- _Apply what you read_
• 1. Answer these questions from the article on chefs' home kitchens:
(a) What material did Wolf use for the countertop in the butler's pantry?
(b) Where does Wolf keep pots, pans and utensils at home?
(c) What color are the appliances in Voltaggio's kitchen?
• 2. Write the next part of the article on chefs' home kitchens, following on from its last sentence.

- _Text_
Wolf did renovate an adjoining butler's pantry, adding a large sink, a teak countertop, a mud-set floor made of reclaimed Roman tiles, a double-decker stainless-steel Delfield refrigeration unit and open cabinetry for glassware. ("Then the glasses don't smell like paint," which she said is the case with closed cabinets.)

She likes this mix of sturdy professional equipment and warmer materials that wouldn't stand up to daily restaurant use. Which is why she also stows pots, pans and utensils out of sight, while in her restaurants they hang overhead for the sake of speed.

At home, she said, "I'd rather have open space."

Voltaggio has no trouble keeping the commercial-kitchen elements at bay in his private kitchen, which feels more homey than restaurant-y. On the second floor of a 10-year-old Frederick townhouse, it has cream appliances, Formica counters and a chocolate tile backsplash that Voltaggio installed himself. The tile work is almost perfect — damnable praise to the perfectionist chef, who is quick to point out minor flaws.

On the far side of the kitchen are a chrome-edged 1950s table and chairs that once belonged to his wife's great-grandmother. Above the table hangs a George Nelson saucer pendant lamp. On the wall are two green Marimekko pear prints.

"I like some things that are retro and fun," Jennifer Voltaggio said.

- _Raw data_
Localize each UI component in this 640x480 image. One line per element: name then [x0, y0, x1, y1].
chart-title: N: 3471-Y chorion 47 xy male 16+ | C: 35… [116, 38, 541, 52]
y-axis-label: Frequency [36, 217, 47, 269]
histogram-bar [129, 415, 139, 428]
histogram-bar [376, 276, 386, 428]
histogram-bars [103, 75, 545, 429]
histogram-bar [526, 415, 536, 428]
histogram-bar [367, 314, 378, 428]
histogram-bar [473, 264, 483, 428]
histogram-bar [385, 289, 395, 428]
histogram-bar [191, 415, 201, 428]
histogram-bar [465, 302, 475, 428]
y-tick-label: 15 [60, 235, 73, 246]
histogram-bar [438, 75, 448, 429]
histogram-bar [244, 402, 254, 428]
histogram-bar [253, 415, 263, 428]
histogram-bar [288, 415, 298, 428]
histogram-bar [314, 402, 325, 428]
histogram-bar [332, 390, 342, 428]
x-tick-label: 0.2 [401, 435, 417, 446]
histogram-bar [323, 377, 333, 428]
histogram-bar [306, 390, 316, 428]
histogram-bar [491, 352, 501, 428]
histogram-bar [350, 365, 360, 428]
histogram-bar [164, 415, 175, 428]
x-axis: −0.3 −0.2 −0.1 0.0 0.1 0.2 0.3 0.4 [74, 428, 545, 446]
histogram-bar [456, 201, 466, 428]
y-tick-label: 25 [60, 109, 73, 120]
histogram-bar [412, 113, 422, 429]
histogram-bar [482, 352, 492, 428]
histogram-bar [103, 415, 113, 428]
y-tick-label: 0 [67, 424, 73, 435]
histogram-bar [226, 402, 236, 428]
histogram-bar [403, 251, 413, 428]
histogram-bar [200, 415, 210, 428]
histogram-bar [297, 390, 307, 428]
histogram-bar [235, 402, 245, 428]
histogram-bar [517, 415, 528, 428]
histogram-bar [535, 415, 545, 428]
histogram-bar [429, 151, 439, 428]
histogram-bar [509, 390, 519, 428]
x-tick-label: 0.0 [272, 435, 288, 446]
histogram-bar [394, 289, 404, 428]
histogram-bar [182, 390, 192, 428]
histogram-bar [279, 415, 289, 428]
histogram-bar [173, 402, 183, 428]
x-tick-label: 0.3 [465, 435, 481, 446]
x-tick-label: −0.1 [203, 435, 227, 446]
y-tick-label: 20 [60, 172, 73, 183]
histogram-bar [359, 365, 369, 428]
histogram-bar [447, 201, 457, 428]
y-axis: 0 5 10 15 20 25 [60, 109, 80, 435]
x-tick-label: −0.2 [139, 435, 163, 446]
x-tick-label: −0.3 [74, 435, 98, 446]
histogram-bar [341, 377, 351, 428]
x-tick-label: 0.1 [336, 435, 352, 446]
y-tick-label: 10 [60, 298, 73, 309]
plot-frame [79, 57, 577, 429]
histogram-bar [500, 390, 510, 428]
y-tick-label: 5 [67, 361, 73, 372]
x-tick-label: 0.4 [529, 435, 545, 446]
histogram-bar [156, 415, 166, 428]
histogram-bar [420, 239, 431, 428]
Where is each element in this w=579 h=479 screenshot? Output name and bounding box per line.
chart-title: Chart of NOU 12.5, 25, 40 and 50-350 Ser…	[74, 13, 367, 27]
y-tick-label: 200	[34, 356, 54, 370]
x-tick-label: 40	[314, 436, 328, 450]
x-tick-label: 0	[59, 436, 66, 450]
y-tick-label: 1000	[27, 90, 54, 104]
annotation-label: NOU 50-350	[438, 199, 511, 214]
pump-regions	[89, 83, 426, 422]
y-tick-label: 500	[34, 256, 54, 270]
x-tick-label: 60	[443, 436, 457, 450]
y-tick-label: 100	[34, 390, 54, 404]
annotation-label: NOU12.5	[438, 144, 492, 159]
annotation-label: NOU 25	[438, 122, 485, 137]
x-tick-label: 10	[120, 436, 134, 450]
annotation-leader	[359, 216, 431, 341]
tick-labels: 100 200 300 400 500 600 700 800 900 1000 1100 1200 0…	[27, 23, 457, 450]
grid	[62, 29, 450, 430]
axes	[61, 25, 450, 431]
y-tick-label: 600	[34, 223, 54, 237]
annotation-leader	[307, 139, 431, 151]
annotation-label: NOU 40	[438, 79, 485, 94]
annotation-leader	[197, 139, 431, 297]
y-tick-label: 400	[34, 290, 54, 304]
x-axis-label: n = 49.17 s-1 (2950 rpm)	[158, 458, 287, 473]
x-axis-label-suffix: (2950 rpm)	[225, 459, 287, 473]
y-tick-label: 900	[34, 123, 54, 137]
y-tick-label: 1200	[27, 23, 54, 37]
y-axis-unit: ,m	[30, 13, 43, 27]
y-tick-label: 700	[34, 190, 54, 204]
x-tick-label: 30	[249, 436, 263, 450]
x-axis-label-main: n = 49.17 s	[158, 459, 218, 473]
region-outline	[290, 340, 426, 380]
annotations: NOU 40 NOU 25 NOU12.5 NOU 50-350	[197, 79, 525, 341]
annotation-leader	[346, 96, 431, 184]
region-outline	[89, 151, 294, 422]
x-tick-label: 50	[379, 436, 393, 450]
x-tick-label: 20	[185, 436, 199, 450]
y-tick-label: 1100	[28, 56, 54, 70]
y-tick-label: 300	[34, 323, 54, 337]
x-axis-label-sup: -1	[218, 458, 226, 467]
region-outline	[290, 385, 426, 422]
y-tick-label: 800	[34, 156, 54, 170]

- _Answers to this exercise_
• 1.
(a) Teak.
(b) Out of sight.
(c) Cream.

• 2.
It is a bright, cheery space that opens to a family room with a basketball hoop for 3-year-old Thacher and a couch where Bryan crashes after work. Nothing about it screams, "celebrity chef" — until Voltaggio pulls out the gadgets.

There's a $700 thermal immersion circulator for sous vide, a cooking method that calls for plunging plastic-sealed foods in a water bath. And a gun that burns wood chips for smoking foods.

That is not to say the Voltaggios usually eat cutting-edge family dinners. The chef is at Volt all but one night a week. His wife usually makes a basic meal for herself and Thacher, with leftovers for Voltaggio to have after work.

When he does cook at home, Voltaggio also keeps it simple but plates whatever he's making with style.

"Even the simple things, there's always a sauce or polenta and [protein] laid on top," Jennifer Voltaggio said. "We don't separate things into piles — unless I'm cooking."

Brier-Billebault's kitchen, in a 1920s Guilford home, has a mix of sleek professional equipment and personality. There's a stainless DCS range with a hood that "sounds like a 747." And a stone wall that was the back of the house before the previous owner put on a kitchen addition.

Brier-Billebault cut part of the maple cabinetry away to create an open slot for big sheet pans. She also built a pantry for pans, including a copper set her late father-in-law used in his Parisian boulangerie.

A marble-topped breakfast table comes in handy for big dough projects, like ravioli-making.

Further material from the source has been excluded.